■ **Listed records**
★ ★ ★
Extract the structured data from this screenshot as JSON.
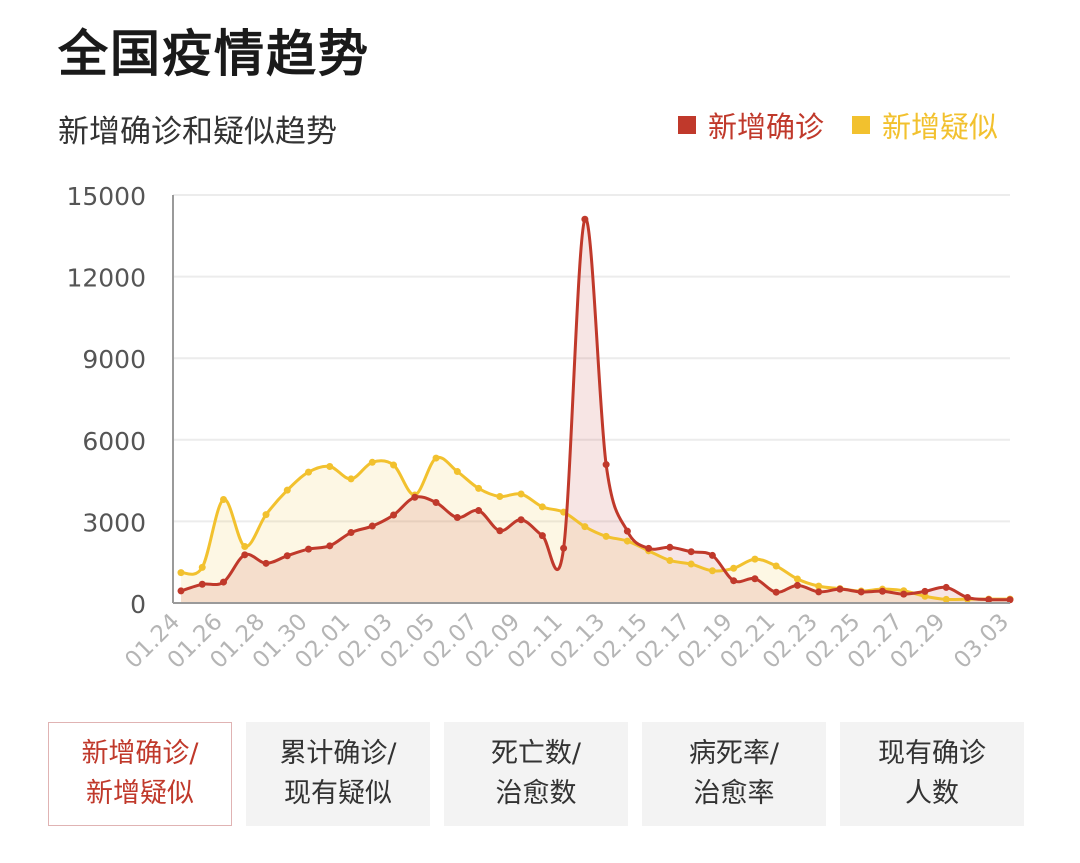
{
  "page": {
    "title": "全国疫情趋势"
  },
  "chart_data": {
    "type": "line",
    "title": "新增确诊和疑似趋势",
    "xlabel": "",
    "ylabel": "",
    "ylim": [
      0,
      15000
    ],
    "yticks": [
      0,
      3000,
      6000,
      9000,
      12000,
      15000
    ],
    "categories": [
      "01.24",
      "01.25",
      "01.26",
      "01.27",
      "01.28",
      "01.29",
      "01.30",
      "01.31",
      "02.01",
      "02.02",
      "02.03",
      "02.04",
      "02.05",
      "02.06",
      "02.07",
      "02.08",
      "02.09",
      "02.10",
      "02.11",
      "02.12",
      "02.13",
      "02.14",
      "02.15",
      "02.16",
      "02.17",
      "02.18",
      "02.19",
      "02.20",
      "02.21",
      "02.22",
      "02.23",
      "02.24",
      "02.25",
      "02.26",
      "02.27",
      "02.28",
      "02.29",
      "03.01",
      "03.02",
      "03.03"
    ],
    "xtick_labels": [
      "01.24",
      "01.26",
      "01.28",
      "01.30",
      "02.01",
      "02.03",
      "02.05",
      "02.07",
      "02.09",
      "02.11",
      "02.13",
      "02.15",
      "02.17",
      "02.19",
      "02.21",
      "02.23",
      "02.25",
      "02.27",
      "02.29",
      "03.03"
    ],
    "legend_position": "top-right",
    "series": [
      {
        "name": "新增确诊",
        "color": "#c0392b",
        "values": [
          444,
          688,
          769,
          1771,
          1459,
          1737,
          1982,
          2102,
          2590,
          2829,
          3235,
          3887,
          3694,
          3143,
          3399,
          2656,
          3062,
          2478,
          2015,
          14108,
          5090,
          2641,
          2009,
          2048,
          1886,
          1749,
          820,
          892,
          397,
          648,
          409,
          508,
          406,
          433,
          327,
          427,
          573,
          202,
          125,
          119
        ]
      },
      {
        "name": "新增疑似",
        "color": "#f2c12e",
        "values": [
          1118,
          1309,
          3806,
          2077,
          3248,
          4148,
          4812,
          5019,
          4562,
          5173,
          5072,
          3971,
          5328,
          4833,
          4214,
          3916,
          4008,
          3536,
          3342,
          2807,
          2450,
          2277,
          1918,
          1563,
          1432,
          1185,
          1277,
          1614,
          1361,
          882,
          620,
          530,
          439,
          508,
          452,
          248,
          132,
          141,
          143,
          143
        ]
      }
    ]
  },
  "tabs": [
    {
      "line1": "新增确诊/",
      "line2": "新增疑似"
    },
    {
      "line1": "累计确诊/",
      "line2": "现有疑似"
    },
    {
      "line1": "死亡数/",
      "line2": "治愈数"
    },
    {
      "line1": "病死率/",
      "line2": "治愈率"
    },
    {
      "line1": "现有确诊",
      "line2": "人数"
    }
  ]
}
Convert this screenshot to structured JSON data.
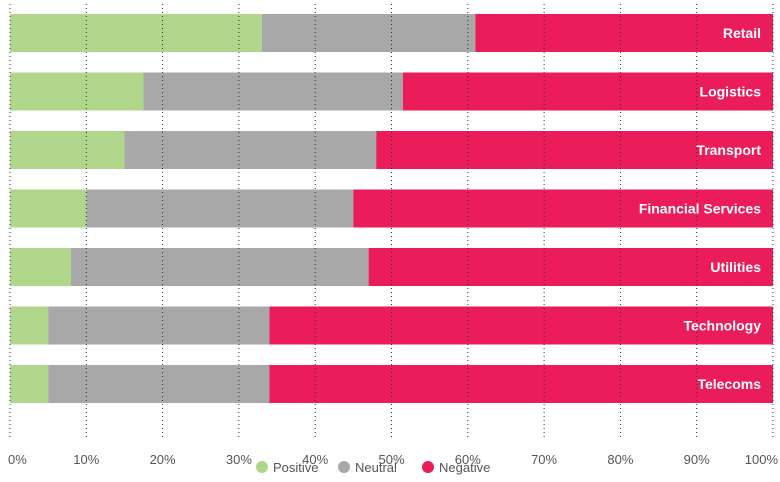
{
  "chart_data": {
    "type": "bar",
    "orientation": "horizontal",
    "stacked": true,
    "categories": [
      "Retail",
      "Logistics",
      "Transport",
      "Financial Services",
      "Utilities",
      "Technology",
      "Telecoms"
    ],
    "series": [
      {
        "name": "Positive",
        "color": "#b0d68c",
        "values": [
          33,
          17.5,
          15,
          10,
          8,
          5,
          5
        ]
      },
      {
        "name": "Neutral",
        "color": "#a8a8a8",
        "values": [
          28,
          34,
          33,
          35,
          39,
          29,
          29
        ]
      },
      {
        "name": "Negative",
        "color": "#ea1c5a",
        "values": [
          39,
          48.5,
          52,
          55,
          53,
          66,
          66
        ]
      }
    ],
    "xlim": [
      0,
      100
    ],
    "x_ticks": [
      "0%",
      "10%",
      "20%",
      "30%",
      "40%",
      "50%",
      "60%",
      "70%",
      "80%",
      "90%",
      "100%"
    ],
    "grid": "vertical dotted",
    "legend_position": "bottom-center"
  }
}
★ ★ ★
■ **Directions**
Without including any pictures, output all the entries above exactly.

■ **Response**
Extract the structured data from this screenshot as JSON.
{
  "page": {
    "title": "全国疫情趋势"
  },
  "chart_data": {
    "type": "line",
    "title": "新增确诊和疑似趋势",
    "xlabel": "",
    "ylabel": "",
    "ylim": [
      0,
      15000
    ],
    "yticks": [
      0,
      3000,
      6000,
      9000,
      12000,
      15000
    ],
    "categories": [
      "01.24",
      "01.25",
      "01.26",
      "01.27",
      "01.28",
      "01.29",
      "01.30",
      "01.31",
      "02.01",
      "02.02",
      "02.03",
      "02.04",
      "02.05",
      "02.06",
      "02.07",
      "02.08",
      "02.09",
      "02.10",
      "02.11",
      "02.12",
      "02.13",
      "02.14",
      "02.15",
      "02.16",
      "02.17",
      "02.18",
      "02.19",
      "02.20",
      "02.21",
      "02.22",
      "02.23",
      "02.24",
      "02.25",
      "02.26",
      "02.27",
      "02.28",
      "02.29",
      "03.01",
      "03.02",
      "03.03"
    ],
    "xtick_labels": [
      "01.24",
      "01.26",
      "01.28",
      "01.30",
      "02.01",
      "02.03",
      "02.05",
      "02.07",
      "02.09",
      "02.11",
      "02.13",
      "02.15",
      "02.17",
      "02.19",
      "02.21",
      "02.23",
      "02.25",
      "02.27",
      "02.29",
      "03.03"
    ],
    "legend_position": "top-right",
    "series": [
      {
        "name": "新增确诊",
        "color": "#c0392b",
        "values": [
          444,
          688,
          769,
          1771,
          1459,
          1737,
          1982,
          2102,
          2590,
          2829,
          3235,
          3887,
          3694,
          3143,
          3399,
          2656,
          3062,
          2478,
          2015,
          14108,
          5090,
          2641,
          2009,
          2048,
          1886,
          1749,
          820,
          892,
          397,
          648,
          409,
          508,
          406,
          433,
          327,
          427,
          573,
          202,
          125,
          119
        ]
      },
      {
        "name": "新增疑似",
        "color": "#f2c12e",
        "values": [
          1118,
          1309,
          3806,
          2077,
          3248,
          4148,
          4812,
          5019,
          4562,
          5173,
          5072,
          3971,
          5328,
          4833,
          4214,
          3916,
          4008,
          3536,
          3342,
          2807,
          2450,
          2277,
          1918,
          1563,
          1432,
          1185,
          1277,
          1614,
          1361,
          882,
          620,
          530,
          439,
          508,
          452,
          248,
          132,
          141,
          143,
          143
        ]
      }
    ]
  },
  "tabs": [
    {
      "line1": "新增确诊/",
      "line2": "新增疑似"
    },
    {
      "line1": "累计确诊/",
      "line2": "现有疑似"
    },
    {
      "line1": "死亡数/",
      "line2": "治愈数"
    },
    {
      "line1": "病死率/",
      "line2": "治愈率"
    },
    {
      "line1": "现有确诊",
      "line2": "人数"
    }
  ]
}
Convert this screenshot to structured JSON data.
{
  "chart_data": {
    "type": "bar",
    "orientation": "horizontal",
    "stacked": true,
    "categories": [
      "Retail",
      "Logistics",
      "Transport",
      "Financial Services",
      "Utilities",
      "Technology",
      "Telecoms"
    ],
    "series": [
      {
        "name": "Positive",
        "color": "#b0d68c",
        "values": [
          33,
          17.5,
          15,
          10,
          8,
          5,
          5
        ]
      },
      {
        "name": "Neutral",
        "color": "#a8a8a8",
        "values": [
          28,
          34,
          33,
          35,
          39,
          29,
          29
        ]
      },
      {
        "name": "Negative",
        "color": "#ea1c5a",
        "values": [
          39,
          48.5,
          52,
          55,
          53,
          66,
          66
        ]
      }
    ],
    "xlim": [
      0,
      100
    ],
    "x_ticks": [
      "0%",
      "10%",
      "20%",
      "30%",
      "40%",
      "50%",
      "60%",
      "70%",
      "80%",
      "90%",
      "100%"
    ],
    "grid": "vertical dotted",
    "legend_position": "bottom-center"
  }
}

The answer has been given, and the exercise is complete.